Brief: Extract all data as written.

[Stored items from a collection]
##############################

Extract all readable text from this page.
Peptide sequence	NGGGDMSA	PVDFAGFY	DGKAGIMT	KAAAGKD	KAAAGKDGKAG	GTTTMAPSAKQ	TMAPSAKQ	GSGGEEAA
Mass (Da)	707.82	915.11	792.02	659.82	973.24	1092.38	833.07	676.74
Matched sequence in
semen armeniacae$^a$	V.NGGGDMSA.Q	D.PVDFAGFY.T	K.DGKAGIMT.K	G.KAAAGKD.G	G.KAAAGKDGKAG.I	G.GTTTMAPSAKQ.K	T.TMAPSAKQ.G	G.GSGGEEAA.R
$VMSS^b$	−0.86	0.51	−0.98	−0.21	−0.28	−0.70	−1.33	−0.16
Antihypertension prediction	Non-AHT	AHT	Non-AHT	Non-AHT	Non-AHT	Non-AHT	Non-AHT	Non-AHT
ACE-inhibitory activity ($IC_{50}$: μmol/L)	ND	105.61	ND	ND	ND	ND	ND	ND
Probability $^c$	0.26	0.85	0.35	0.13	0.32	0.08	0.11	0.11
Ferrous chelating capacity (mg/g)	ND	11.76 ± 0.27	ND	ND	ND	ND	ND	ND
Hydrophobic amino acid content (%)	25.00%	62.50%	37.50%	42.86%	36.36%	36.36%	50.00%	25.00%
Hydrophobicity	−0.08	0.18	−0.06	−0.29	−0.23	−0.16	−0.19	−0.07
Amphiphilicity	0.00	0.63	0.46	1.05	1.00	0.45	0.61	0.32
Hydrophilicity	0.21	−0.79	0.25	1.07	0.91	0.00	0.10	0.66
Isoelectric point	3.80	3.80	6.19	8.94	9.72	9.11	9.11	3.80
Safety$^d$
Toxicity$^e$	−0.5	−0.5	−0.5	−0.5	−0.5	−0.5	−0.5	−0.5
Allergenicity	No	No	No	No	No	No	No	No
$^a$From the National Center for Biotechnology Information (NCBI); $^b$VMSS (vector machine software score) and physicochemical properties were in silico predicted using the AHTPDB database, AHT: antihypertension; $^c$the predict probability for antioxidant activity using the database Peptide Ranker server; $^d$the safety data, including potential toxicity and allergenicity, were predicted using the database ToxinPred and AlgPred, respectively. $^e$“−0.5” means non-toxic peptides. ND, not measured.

##############################

Your solution:
Extract all readable text from this page.
Peptide sequence	NGGGDMSA	PVDFAGFY	DGKAGIMT	KAAAGKD	KAAAGKDGKAG	GTTTMAPSAKQ	TMAPSAKQ	GSGGEEAA
Mass (Da)	707.82	915.11	792.02	659.82	973.24	1092.38	833.07	676.74
Matched sequence in
semen armeniacae$^a$	V.NGGGDMSA.Q	D.PVDFAGFY.T	K.DGKAGIMT.K	G.KAAAGKD.G	G.KAAAGKDGKAG.I	G.GTTTMAPSAKQ.K	T.TMAPSAKQ.G	G.GSGGEEAA.R
$VMSS^b$	−0.86	0.51	−0.98	−0.21	−0.28	−0.70	−1.33	−0.16
Antihypertension prediction	Non-AHT	AHT	Non-AHT	Non-AHT	Non-AHT	Non-AHT	Non-AHT	Non-AHT
ACE-inhibitory activity ($IC_{50}$: μmol/L)	ND	105.61	ND	ND	ND	ND	ND	ND
Probability $^c$	0.26	0.85	0.35	0.13	0.32	0.08	0.11	0.11
Ferrous chelating capacity (mg/g)	ND	11.76 ± 0.27	ND	ND	ND	ND	ND	ND
Hydrophobic amino acid content (%)	25.00%	62.50%	37.50%	42.86%	36.36%	36.36%	50.00%	25.00%
Hydrophobicity	−0.08	0.18	−0.06	−0.29	−0.23	−0.16	−0.19	−0.07
Amphiphilicity	0.00	0.63	0.46	1.05	1.00	0.45	0.61	0.32
Hydrophilicity	0.21	−0.79	0.25	1.07	0.91	0.00	0.10	0.66
Isoelectric point	3.80	3.80	6.19	8.94	9.72	9.11	9.11	3.80
Safety$^d$
Toxicity$^e$	−0.5	−0.5	−0.5	−0.5	−0.5	−0.5	−0.5	−0.5
Allergenicity	No	No	No	No	No	No	No	No
$^a$From the National Center for Biotechnology Information (NCBI); $^b$VMSS (vector machine software score) and physicochemical properties were in silico predicted using the AHTPDB database, AHT: antihypertension; $^c$the predict probability for antioxidant activity using the database Peptide Ranker server; $^d$the safety data, including potential toxicity and allergenicity, were predicted using the database ToxinPred and AlgPred, respectively. $^e$“−0.5” means non-toxic peptides. ND, not measured.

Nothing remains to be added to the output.